Rows from a dataset

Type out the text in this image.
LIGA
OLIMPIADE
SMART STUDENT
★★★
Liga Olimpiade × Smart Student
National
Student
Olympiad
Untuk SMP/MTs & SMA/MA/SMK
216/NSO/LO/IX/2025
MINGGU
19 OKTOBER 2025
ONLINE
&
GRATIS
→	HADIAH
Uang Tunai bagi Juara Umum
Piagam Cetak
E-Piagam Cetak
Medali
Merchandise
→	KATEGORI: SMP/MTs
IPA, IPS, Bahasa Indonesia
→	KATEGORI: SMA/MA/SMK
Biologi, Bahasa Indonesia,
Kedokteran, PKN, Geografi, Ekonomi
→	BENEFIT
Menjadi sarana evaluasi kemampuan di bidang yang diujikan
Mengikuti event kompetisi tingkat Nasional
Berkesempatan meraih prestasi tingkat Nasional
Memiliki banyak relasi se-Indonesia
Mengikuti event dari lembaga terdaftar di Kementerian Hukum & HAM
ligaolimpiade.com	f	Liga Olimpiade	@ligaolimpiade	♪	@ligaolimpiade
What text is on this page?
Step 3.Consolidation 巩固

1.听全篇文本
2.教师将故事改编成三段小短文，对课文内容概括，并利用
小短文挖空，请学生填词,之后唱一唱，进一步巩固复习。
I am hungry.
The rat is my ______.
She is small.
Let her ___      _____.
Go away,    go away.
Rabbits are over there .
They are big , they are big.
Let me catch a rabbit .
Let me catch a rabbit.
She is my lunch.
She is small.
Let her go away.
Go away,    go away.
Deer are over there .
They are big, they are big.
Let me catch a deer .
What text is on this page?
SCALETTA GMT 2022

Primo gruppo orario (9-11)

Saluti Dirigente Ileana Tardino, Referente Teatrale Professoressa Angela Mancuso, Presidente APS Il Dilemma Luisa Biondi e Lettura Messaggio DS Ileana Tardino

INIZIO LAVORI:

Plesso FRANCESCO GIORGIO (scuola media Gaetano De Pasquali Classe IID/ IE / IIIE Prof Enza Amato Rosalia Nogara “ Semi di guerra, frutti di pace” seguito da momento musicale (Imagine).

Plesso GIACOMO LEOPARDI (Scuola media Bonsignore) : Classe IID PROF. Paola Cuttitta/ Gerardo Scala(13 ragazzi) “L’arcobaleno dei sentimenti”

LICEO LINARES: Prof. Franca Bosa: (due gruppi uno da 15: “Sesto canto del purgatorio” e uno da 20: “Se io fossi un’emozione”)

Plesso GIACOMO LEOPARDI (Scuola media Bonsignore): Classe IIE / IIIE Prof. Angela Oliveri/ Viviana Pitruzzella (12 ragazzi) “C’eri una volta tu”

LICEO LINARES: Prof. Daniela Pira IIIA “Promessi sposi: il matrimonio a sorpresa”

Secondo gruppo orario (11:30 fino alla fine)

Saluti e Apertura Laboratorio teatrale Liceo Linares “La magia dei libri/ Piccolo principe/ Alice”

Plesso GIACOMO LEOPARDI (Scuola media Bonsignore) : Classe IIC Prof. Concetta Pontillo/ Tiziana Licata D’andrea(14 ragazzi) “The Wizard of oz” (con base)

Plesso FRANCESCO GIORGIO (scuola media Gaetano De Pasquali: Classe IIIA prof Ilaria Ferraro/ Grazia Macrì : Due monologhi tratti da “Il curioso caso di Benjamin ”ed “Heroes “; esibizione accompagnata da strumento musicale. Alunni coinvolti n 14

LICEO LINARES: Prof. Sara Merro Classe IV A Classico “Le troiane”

Problem statement -> Write out each line of the data that holds the string "gruppo".

Exercise answer ->
Primo gruppo orario (9-11)
Secondo gruppo orario (11:30 fino alla fine)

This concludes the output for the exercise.